Data entries:
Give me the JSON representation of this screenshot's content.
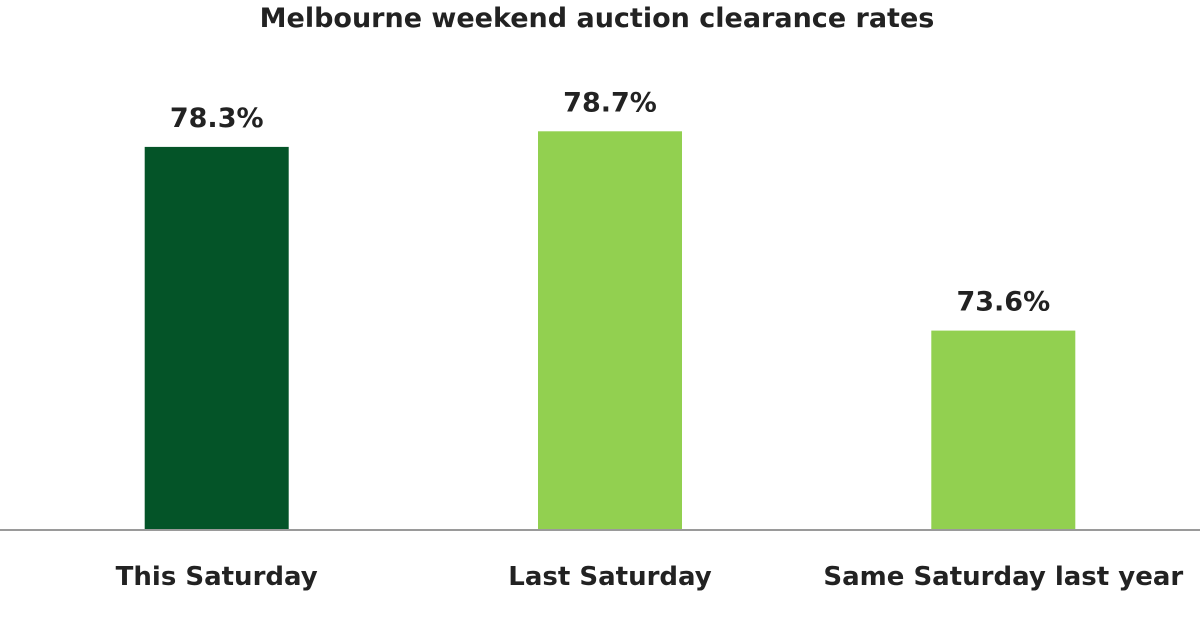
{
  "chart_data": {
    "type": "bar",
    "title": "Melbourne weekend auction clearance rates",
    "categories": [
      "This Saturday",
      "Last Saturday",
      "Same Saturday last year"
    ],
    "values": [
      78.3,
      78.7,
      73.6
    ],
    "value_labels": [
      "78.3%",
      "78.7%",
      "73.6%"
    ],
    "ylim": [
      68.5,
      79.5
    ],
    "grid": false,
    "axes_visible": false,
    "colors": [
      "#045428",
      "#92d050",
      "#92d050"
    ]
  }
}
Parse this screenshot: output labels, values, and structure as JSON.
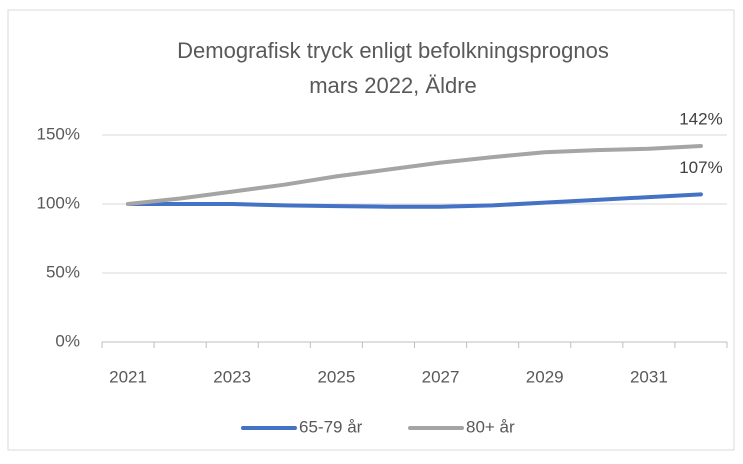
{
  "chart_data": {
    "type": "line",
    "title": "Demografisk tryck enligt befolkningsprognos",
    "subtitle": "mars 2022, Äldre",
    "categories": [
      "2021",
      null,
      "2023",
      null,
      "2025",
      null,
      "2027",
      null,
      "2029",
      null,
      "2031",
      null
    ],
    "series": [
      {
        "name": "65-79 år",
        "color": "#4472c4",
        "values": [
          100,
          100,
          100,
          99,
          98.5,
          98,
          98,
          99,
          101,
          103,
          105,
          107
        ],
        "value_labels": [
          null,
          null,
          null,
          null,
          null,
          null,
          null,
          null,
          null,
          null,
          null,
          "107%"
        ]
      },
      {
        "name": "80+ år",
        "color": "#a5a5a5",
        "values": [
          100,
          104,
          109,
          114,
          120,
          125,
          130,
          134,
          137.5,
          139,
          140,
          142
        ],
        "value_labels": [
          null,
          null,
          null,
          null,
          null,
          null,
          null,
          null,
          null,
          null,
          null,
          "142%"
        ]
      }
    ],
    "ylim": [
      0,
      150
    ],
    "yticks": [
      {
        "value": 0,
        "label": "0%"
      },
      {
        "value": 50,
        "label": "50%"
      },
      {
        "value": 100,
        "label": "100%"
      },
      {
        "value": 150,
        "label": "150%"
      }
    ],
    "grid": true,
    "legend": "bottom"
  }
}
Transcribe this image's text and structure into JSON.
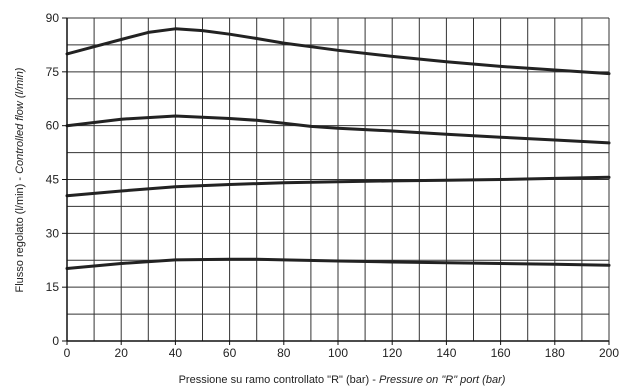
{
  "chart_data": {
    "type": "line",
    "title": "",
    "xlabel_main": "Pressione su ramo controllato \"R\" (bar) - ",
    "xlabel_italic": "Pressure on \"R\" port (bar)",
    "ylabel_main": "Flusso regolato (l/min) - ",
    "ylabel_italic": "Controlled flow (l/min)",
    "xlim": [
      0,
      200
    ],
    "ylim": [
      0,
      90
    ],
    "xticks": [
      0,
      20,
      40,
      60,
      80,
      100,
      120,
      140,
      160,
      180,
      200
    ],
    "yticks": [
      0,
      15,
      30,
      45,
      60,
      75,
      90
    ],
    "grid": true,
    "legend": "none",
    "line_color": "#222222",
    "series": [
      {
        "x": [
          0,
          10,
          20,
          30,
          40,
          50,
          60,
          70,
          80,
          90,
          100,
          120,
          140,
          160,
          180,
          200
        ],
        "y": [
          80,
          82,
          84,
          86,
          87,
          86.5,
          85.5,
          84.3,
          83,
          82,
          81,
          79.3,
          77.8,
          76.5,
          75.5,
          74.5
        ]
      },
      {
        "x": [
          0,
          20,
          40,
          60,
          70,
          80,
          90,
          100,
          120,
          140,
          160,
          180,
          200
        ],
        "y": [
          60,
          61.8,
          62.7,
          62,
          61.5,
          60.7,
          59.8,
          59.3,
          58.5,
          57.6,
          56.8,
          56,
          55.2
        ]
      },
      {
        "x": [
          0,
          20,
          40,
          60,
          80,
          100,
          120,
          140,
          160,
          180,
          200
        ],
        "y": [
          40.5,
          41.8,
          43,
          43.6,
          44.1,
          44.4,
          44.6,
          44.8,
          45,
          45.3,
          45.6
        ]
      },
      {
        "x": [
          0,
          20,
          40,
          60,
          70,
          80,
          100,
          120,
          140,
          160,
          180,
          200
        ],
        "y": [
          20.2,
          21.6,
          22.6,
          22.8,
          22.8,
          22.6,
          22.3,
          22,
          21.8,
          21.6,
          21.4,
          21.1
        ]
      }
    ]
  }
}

[EXERCISE GOAL] Skip the pictures and print each record exactly as it stands.

[ANSWER TO THE TASK]
Give me the JSON representation of this screenshot's content.
{
  "chart_data": {
    "type": "bar",
    "title": "Melbourne weekend auction clearance rates",
    "categories": [
      "This Saturday",
      "Last Saturday",
      "Same Saturday last year"
    ],
    "values": [
      78.3,
      78.7,
      73.6
    ],
    "value_labels": [
      "78.3%",
      "78.7%",
      "73.6%"
    ],
    "ylim": [
      68.5,
      79.5
    ],
    "grid": false,
    "axes_visible": false,
    "colors": [
      "#045428",
      "#92d050",
      "#92d050"
    ]
  }
}
Parse this screenshot: output labels, values, and structure as JSON.
{
  "chart_data": {
    "type": "line",
    "title": "Demografisk tryck enligt befolkningsprognos",
    "subtitle": "mars 2022, Äldre",
    "categories": [
      "2021",
      null,
      "2023",
      null,
      "2025",
      null,
      "2027",
      null,
      "2029",
      null,
      "2031",
      null
    ],
    "series": [
      {
        "name": "65-79 år",
        "color": "#4472c4",
        "values": [
          100,
          100,
          100,
          99,
          98.5,
          98,
          98,
          99,
          101,
          103,
          105,
          107
        ],
        "value_labels": [
          null,
          null,
          null,
          null,
          null,
          null,
          null,
          null,
          null,
          null,
          null,
          "107%"
        ]
      },
      {
        "name": "80+ år",
        "color": "#a5a5a5",
        "values": [
          100,
          104,
          109,
          114,
          120,
          125,
          130,
          134,
          137.5,
          139,
          140,
          142
        ],
        "value_labels": [
          null,
          null,
          null,
          null,
          null,
          null,
          null,
          null,
          null,
          null,
          null,
          "142%"
        ]
      }
    ],
    "ylim": [
      0,
      150
    ],
    "yticks": [
      {
        "value": 0,
        "label": "0%"
      },
      {
        "value": 50,
        "label": "50%"
      },
      {
        "value": 100,
        "label": "100%"
      },
      {
        "value": 150,
        "label": "150%"
      }
    ],
    "grid": true,
    "legend": "bottom"
  }
}
Transcribe this image's text and structure into JSON.
{
  "chart_data": {
    "type": "line",
    "title": "",
    "xlabel_main": "Pressione su ramo controllato \"R\" (bar) - ",
    "xlabel_italic": "Pressure on \"R\" port (bar)",
    "ylabel_main": "Flusso regolato (l/min) - ",
    "ylabel_italic": "Controlled flow (l/min)",
    "xlim": [
      0,
      200
    ],
    "ylim": [
      0,
      90
    ],
    "xticks": [
      0,
      20,
      40,
      60,
      80,
      100,
      120,
      140,
      160,
      180,
      200
    ],
    "yticks": [
      0,
      15,
      30,
      45,
      60,
      75,
      90
    ],
    "grid": true,
    "legend": "none",
    "line_color": "#222222",
    "series": [
      {
        "x": [
          0,
          10,
          20,
          30,
          40,
          50,
          60,
          70,
          80,
          90,
          100,
          120,
          140,
          160,
          180,
          200
        ],
        "y": [
          80,
          82,
          84,
          86,
          87,
          86.5,
          85.5,
          84.3,
          83,
          82,
          81,
          79.3,
          77.8,
          76.5,
          75.5,
          74.5
        ]
      },
      {
        "x": [
          0,
          20,
          40,
          60,
          70,
          80,
          90,
          100,
          120,
          140,
          160,
          180,
          200
        ],
        "y": [
          60,
          61.8,
          62.7,
          62,
          61.5,
          60.7,
          59.8,
          59.3,
          58.5,
          57.6,
          56.8,
          56,
          55.2
        ]
      },
      {
        "x": [
          0,
          20,
          40,
          60,
          80,
          100,
          120,
          140,
          160,
          180,
          200
        ],
        "y": [
          40.5,
          41.8,
          43,
          43.6,
          44.1,
          44.4,
          44.6,
          44.8,
          45,
          45.3,
          45.6
        ]
      },
      {
        "x": [
          0,
          20,
          40,
          60,
          70,
          80,
          100,
          120,
          140,
          160,
          180,
          200
        ],
        "y": [
          20.2,
          21.6,
          22.6,
          22.8,
          22.8,
          22.6,
          22.3,
          22,
          21.8,
          21.6,
          21.4,
          21.1
        ]
      }
    ]
  }
}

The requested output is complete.